▶ [Your instructions] Repeat the data word for word. Do not include the pictures.

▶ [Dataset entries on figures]

▼

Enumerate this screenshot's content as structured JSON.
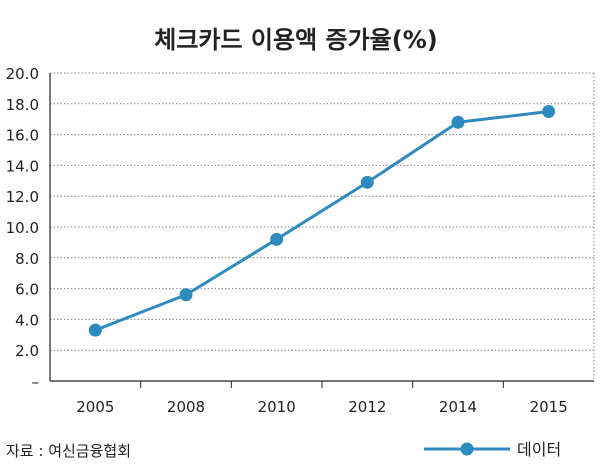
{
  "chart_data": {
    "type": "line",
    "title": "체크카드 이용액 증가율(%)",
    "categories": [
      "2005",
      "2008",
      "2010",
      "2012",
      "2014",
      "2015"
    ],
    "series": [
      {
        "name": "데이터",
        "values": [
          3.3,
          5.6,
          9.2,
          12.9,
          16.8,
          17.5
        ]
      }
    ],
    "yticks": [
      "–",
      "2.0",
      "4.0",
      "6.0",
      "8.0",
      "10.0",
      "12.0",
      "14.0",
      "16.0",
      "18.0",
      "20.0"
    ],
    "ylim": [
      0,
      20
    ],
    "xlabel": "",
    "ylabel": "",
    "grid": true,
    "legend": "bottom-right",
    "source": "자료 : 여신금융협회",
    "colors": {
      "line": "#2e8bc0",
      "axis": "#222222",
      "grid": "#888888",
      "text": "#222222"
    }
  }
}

▲

▶ [Output for this task]
Enumerate this screenshot's content as structured JSON.
{
  "chart_data": {
    "type": "line",
    "title": "체크카드 이용액 증가율(%)",
    "categories": [
      "2005",
      "2008",
      "2010",
      "2012",
      "2014",
      "2015"
    ],
    "series": [
      {
        "name": "데이터",
        "values": [
          3.3,
          5.6,
          9.2,
          12.9,
          16.8,
          17.5
        ]
      }
    ],
    "yticks": [
      "–",
      "2.0",
      "4.0",
      "6.0",
      "8.0",
      "10.0",
      "12.0",
      "14.0",
      "16.0",
      "18.0",
      "20.0"
    ],
    "ylim": [
      0,
      20
    ],
    "xlabel": "",
    "ylabel": "",
    "grid": true,
    "legend": "bottom-right",
    "source": "자료 : 여신금융협회",
    "colors": {
      "line": "#2e8bc0",
      "axis": "#222222",
      "grid": "#888888",
      "text": "#222222"
    }
  }
}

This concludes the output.